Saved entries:
--------------------------------
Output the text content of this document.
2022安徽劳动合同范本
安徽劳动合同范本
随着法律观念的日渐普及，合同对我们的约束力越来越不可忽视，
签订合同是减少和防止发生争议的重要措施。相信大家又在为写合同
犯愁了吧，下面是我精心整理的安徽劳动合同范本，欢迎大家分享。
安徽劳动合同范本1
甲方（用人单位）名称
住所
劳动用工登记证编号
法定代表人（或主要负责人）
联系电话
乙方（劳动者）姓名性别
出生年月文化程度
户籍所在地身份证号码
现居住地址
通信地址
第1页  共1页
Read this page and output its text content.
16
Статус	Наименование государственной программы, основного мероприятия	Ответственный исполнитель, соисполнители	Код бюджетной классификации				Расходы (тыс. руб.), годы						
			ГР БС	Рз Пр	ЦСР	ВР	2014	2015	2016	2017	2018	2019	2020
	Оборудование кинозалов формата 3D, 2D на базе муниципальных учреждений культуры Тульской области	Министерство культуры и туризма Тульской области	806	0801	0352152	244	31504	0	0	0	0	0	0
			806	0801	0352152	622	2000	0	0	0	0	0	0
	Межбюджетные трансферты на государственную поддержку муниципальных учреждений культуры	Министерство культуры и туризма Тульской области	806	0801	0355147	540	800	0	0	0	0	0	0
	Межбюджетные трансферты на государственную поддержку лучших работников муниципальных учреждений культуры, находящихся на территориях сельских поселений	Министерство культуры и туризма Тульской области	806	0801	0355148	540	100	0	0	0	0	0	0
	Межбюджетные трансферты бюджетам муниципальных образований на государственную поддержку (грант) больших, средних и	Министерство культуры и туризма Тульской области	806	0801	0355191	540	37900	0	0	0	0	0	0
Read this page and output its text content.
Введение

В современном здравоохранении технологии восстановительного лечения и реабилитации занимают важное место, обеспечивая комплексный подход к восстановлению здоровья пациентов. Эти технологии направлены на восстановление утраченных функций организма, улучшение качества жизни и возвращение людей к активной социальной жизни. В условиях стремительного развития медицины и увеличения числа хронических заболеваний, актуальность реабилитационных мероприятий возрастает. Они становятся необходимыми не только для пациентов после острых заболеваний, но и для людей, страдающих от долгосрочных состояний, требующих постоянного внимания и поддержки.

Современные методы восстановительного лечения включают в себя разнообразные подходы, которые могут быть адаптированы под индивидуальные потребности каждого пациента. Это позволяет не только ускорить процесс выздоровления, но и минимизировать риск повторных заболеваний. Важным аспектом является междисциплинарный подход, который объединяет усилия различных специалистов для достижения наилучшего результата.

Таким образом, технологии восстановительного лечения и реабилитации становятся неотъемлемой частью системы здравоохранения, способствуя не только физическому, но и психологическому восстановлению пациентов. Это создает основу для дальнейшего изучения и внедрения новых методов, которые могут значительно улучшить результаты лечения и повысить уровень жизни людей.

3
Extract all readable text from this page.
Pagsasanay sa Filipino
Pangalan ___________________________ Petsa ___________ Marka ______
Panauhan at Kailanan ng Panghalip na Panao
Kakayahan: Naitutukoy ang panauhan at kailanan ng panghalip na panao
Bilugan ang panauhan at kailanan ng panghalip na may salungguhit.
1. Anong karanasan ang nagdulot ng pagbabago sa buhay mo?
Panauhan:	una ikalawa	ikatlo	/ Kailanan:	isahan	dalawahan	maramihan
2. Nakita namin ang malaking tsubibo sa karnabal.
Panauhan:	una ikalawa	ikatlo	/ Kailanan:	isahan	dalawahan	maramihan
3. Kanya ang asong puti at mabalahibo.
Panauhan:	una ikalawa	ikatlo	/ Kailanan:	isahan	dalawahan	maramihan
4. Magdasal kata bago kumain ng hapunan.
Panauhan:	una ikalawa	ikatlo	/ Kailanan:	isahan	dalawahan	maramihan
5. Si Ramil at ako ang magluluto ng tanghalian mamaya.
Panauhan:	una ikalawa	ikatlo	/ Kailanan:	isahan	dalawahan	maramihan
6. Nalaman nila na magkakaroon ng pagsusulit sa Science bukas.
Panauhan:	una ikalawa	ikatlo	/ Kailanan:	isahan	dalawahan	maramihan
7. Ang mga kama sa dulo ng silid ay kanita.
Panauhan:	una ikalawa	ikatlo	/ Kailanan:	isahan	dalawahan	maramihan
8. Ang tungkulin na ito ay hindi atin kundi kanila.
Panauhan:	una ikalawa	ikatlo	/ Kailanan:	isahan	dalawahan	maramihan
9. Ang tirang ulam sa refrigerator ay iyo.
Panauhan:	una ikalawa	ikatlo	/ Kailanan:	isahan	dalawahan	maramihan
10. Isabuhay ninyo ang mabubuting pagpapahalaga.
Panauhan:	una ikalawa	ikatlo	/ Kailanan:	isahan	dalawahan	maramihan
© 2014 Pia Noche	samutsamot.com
--------------------------------
#### What you are asked to do:
The entries above should be repeated exactly, every one of them.

#### Task answer:
Output the text content of this document.
2022安徽劳动合同范本
安徽劳动合同范本
随着法律观念的日渐普及，合同对我们的约束力越来越不可忽视，
签订合同是减少和防止发生争议的重要措施。相信大家又在为写合同
犯愁了吧，下面是我精心整理的安徽劳动合同范本，欢迎大家分享。
安徽劳动合同范本1
甲方（用人单位）名称
住所
劳动用工登记证编号
法定代表人（或主要负责人）
联系电话
乙方（劳动者）姓名性别
出生年月文化程度
户籍所在地身份证号码
现居住地址
通信地址
第1页  共1页
Read this page and output its text content.
16
Статус	Наименование государственной программы, основного мероприятия	Ответственный исполнитель, соисполнители	Код бюджетной классификации				Расходы (тыс. руб.), годы						
			ГР БС	Рз Пр	ЦСР	ВР	2014	2015	2016	2017	2018	2019	2020
	Оборудование кинозалов формата 3D, 2D на базе муниципальных учреждений культуры Тульской области	Министерство культуры и туризма Тульской области	806	0801	0352152	244	31504	0	0	0	0	0	0
			806	0801	0352152	622	2000	0	0	0	0	0	0
	Межбюджетные трансферты на государственную поддержку муниципальных учреждений культуры	Министерство культуры и туризма Тульской области	806	0801	0355147	540	800	0	0	0	0	0	0
	Межбюджетные трансферты на государственную поддержку лучших работников муниципальных учреждений культуры, находящихся на территориях сельских поселений	Министерство культуры и туризма Тульской области	806	0801	0355148	540	100	0	0	0	0	0	0
	Межбюджетные трансферты бюджетам муниципальных образований на государственную поддержку (грант) больших, средних и	Министерство культуры и туризма Тульской области	806	0801	0355191	540	37900	0	0	0	0	0	0
Read this page and output its text content.
Введение

В современном здравоохранении технологии восстановительного лечения и реабилитации занимают важное место, обеспечивая комплексный подход к восстановлению здоровья пациентов. Эти технологии направлены на восстановление утраченных функций организма, улучшение качества жизни и возвращение людей к активной социальной жизни. В условиях стремительного развития медицины и увеличения числа хронических заболеваний, актуальность реабилитационных мероприятий возрастает. Они становятся необходимыми не только для пациентов после острых заболеваний, но и для людей, страдающих от долгосрочных состояний, требующих постоянного внимания и поддержки.

Современные методы восстановительного лечения включают в себя разнообразные подходы, которые могут быть адаптированы под индивидуальные потребности каждого пациента. Это позволяет не только ускорить процесс выздоровления, но и минимизировать риск повторных заболеваний. Важным аспектом является междисциплинарный подход, который объединяет усилия различных специалистов для достижения наилучшего результата.

Таким образом, технологии восстановительного лечения и реабилитации становятся неотъемлемой частью системы здравоохранения, способствуя не только физическому, но и психологическому восстановлению пациентов. Это создает основу для дальнейшего изучения и внедрения новых методов, которые могут значительно улучшить результаты лечения и повысить уровень жизни людей.

3
Extract all readable text from this page.
Pagsasanay sa Filipino
Pangalan ___________________________ Petsa ___________ Marka ______
Panauhan at Kailanan ng Panghalip na Panao
Kakayahan: Naitutukoy ang panauhan at kailanan ng panghalip na panao
Bilugan ang panauhan at kailanan ng panghalip na may salungguhit.
1. Anong karanasan ang nagdulot ng pagbabago sa buhay mo?
Panauhan:	una ikalawa	ikatlo	/ Kailanan:	isahan	dalawahan	maramihan
2. Nakita namin ang malaking tsubibo sa karnabal.
Panauhan:	una ikalawa	ikatlo	/ Kailanan:	isahan	dalawahan	maramihan
3. Kanya ang asong puti at mabalahibo.
Panauhan:	una ikalawa	ikatlo	/ Kailanan:	isahan	dalawahan	maramihan
4. Magdasal kata bago kumain ng hapunan.
Panauhan:	una ikalawa	ikatlo	/ Kailanan:	isahan	dalawahan	maramihan
5. Si Ramil at ako ang magluluto ng tanghalian mamaya.
Panauhan:	una ikalawa	ikatlo	/ Kailanan:	isahan	dalawahan	maramihan
6. Nalaman nila na magkakaroon ng pagsusulit sa Science bukas.
Panauhan:	una ikalawa	ikatlo	/ Kailanan:	isahan	dalawahan	maramihan
7. Ang mga kama sa dulo ng silid ay kanita.
Panauhan:	una ikalawa	ikatlo	/ Kailanan:	isahan	dalawahan	maramihan
8. Ang tungkulin na ito ay hindi atin kundi kanila.
Panauhan:	una ikalawa	ikatlo	/ Kailanan:	isahan	dalawahan	maramihan
9. Ang tirang ulam sa refrigerator ay iyo.
Panauhan:	una ikalawa	ikatlo	/ Kailanan:	isahan	dalawahan	maramihan
10. Isabuhay ninyo ang mabubuting pagpapahalaga.
Panauhan:	una ikalawa	ikatlo	/ Kailanan:	isahan	dalawahan	maramihan
© 2014 Pia Noche	samutsamot.com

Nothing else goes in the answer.